| Supplied entries |
- - - -

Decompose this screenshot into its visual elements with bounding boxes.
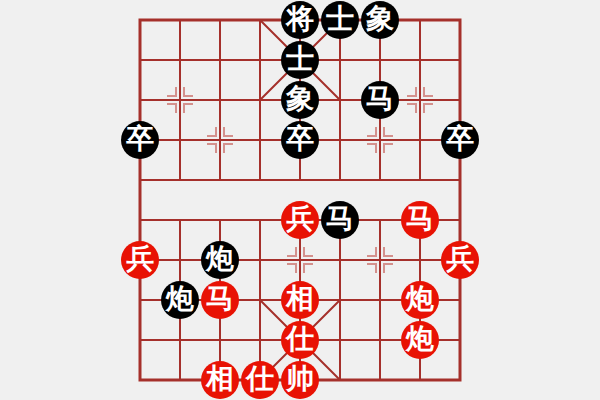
piece-red-cannon[interactable]: 炮 [401, 281, 439, 319]
piece-glyph: 卒 [446, 125, 474, 153]
piece-glyph: 相 [206, 365, 234, 393]
piece-red-soldier[interactable]: 兵 [121, 241, 159, 279]
piece-glyph: 仕 [286, 325, 314, 353]
piece-red-general[interactable]: 帅 [281, 361, 319, 399]
xiangqi-board: 将士象士象马卒卒卒兵马马兵炮兵炮马相炮仕炮相仕帅 [0, 0, 600, 400]
pieces-layer[interactable]: 将士象士象马卒卒卒兵马马兵炮兵炮马相炮仕炮相仕帅 [120, 0, 480, 400]
piece-glyph: 马 [206, 285, 234, 313]
piece-glyph: 相 [286, 285, 314, 313]
piece-glyph: 炮 [206, 245, 234, 273]
piece-glyph: 兵 [286, 205, 314, 233]
piece-black-soldier[interactable]: 卒 [281, 121, 319, 159]
piece-black-advisor[interactable]: 士 [281, 41, 319, 79]
piece-glyph: 卒 [126, 125, 154, 153]
piece-red-horse[interactable]: 马 [201, 281, 239, 319]
piece-black-horse[interactable]: 马 [361, 81, 399, 119]
piece-glyph: 仕 [246, 365, 274, 393]
piece-glyph: 将 [286, 5, 314, 33]
piece-black-horse[interactable]: 马 [321, 201, 359, 239]
piece-glyph: 马 [406, 205, 434, 233]
piece-black-cannon[interactable]: 炮 [201, 241, 239, 279]
piece-glyph: 炮 [406, 325, 434, 353]
piece-red-elephant[interactable]: 相 [201, 361, 239, 399]
piece-black-advisor[interactable]: 士 [321, 1, 359, 39]
piece-black-elephant[interactable]: 象 [281, 81, 319, 119]
piece-glyph: 士 [286, 45, 314, 73]
piece-black-elephant[interactable]: 象 [361, 1, 399, 39]
piece-glyph: 象 [366, 5, 394, 33]
piece-red-soldier[interactable]: 兵 [441, 241, 479, 279]
piece-glyph: 象 [286, 85, 314, 113]
piece-red-soldier[interactable]: 兵 [281, 201, 319, 239]
piece-glyph: 炮 [406, 285, 434, 313]
piece-glyph: 兵 [126, 245, 154, 273]
piece-red-horse[interactable]: 马 [401, 201, 439, 239]
piece-black-soldier[interactable]: 卒 [441, 121, 479, 159]
piece-glyph: 马 [326, 205, 354, 233]
piece-red-cannon[interactable]: 炮 [401, 321, 439, 359]
piece-glyph: 帅 [286, 365, 314, 393]
piece-red-elephant[interactable]: 相 [281, 281, 319, 319]
piece-black-general[interactable]: 将 [281, 1, 319, 39]
piece-glyph: 炮 [166, 285, 194, 313]
piece-red-advisor[interactable]: 仕 [281, 321, 319, 359]
piece-black-cannon[interactable]: 炮 [161, 281, 199, 319]
piece-glyph: 马 [366, 85, 394, 113]
piece-glyph: 士 [326, 5, 354, 33]
piece-red-advisor[interactable]: 仕 [241, 361, 279, 399]
piece-black-soldier[interactable]: 卒 [121, 121, 159, 159]
piece-glyph: 兵 [446, 245, 474, 273]
piece-glyph: 卒 [286, 125, 314, 153]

- - - -

| What is asked |
Express every line of the records above as a JSON list of strings, one string per line, with blank lines and pictures left out.

| Solution for this exercise |
[
  "Decompose this screenshot into its visual elements with bounding boxes.",
  "piece-red-cannon[interactable]: 炮 [401, 281, 439, 319]",
  "piece-glyph: 卒 [446, 125, 474, 153]",
  "piece-glyph: 相 [206, 365, 234, 393]",
  "piece-red-soldier[interactable]: 兵 [121, 241, 159, 279]",
  "piece-glyph: 仕 [286, 325, 314, 353]",
  "piece-red-general[interactable]: 帅 [281, 361, 319, 399]",
  "xiangqi-board: 将士象士象马卒卒卒兵马马兵炮兵炮马相炮仕炮相仕帅 [0, 0, 600, 400]",
  "pieces-layer[interactable]: 将士象士象马卒卒卒兵马马兵炮兵炮马相炮仕炮相仕帅 [120, 0, 480, 400]",
  "piece-glyph: 马 [206, 285, 234, 313]",
  "piece-glyph: 相 [286, 285, 314, 313]",
  "piece-glyph: 炮 [206, 245, 234, 273]",
  "piece-glyph: 兵 [286, 205, 314, 233]",
  "piece-black-soldier[interactable]: 卒 [281, 121, 319, 159]",
  "piece-black-advisor[interactable]: 士 [281, 41, 319, 79]",
  "piece-glyph: 卒 [126, 125, 154, 153]",
  "piece-red-horse[interactable]: 马 [201, 281, 239, 319]",
  "piece-black-horse[interactable]: 马 [361, 81, 399, 119]",
  "piece-glyph: 仕 [246, 365, 274, 393]",
  "piece-glyph: 将 [286, 5, 314, 33]",
  "piece-black-horse[interactable]: 马 [321, 201, 359, 239]",
  "piece-glyph: 马 [406, 205, 434, 233]",
  "piece-black-cannon[interactable]: 炮 [201, 241, 239, 279]",
  "piece-glyph: 炮 [406, 325, 434, 353]",
  "piece-red-elephant[interactable]: 相 [201, 361, 239, 399]",
  "piece-black-advisor[interactable]: 士 [321, 1, 359, 39]",
  "piece-black-elephant[interactable]: 象 [281, 81, 319, 119]",
  "piece-glyph: 士 [286, 45, 314, 73]",
  "piece-black-elephant[interactable]: 象 [361, 1, 399, 39]",
  "piece-glyph: 象 [366, 5, 394, 33]",
  "piece-red-soldier[interactable]: 兵 [441, 241, 479, 279]",
  "piece-glyph: 象 [286, 85, 314, 113]",
  "piece-red-soldier[interactable]: 兵 [281, 201, 319, 239]",
  "piece-glyph: 炮 [406, 285, 434, 313]",
  "piece-glyph: 兵 [126, 245, 154, 273]",
  "piece-red-horse[interactable]: 马 [401, 201, 439, 239]",
  "piece-black-soldier[interactable]: 卒 [441, 121, 479, 159]",
  "piece-glyph: 马 [326, 205, 354, 233]",
  "piece-red-cannon[interactable]: 炮 [401, 321, 439, 359]",
  "piece-glyph: 帅 [286, 365, 314, 393]",
  "piece-red-elephant[interactable]: 相 [281, 281, 319, 319]",
  "piece-black-general[interactable]: 将 [281, 1, 319, 39]",
  "piece-glyph: 炮 [166, 285, 194, 313]",
  "piece-red-advisor[interactable]: 仕 [281, 321, 319, 359]",
  "piece-black-cannon[interactable]: 炮 [161, 281, 199, 319]",
  "piece-glyph: 马 [366, 85, 394, 113]",
  "piece-glyph: 士 [326, 5, 354, 33]",
  "piece-red-advisor[interactable]: 仕 [241, 361, 279, 399]",
  "piece-black-soldier[interactable]: 卒 [121, 121, 159, 159]",
  "piece-glyph: 兵 [446, 245, 474, 273]",
  "piece-glyph: 卒 [286, 125, 314, 153]"
]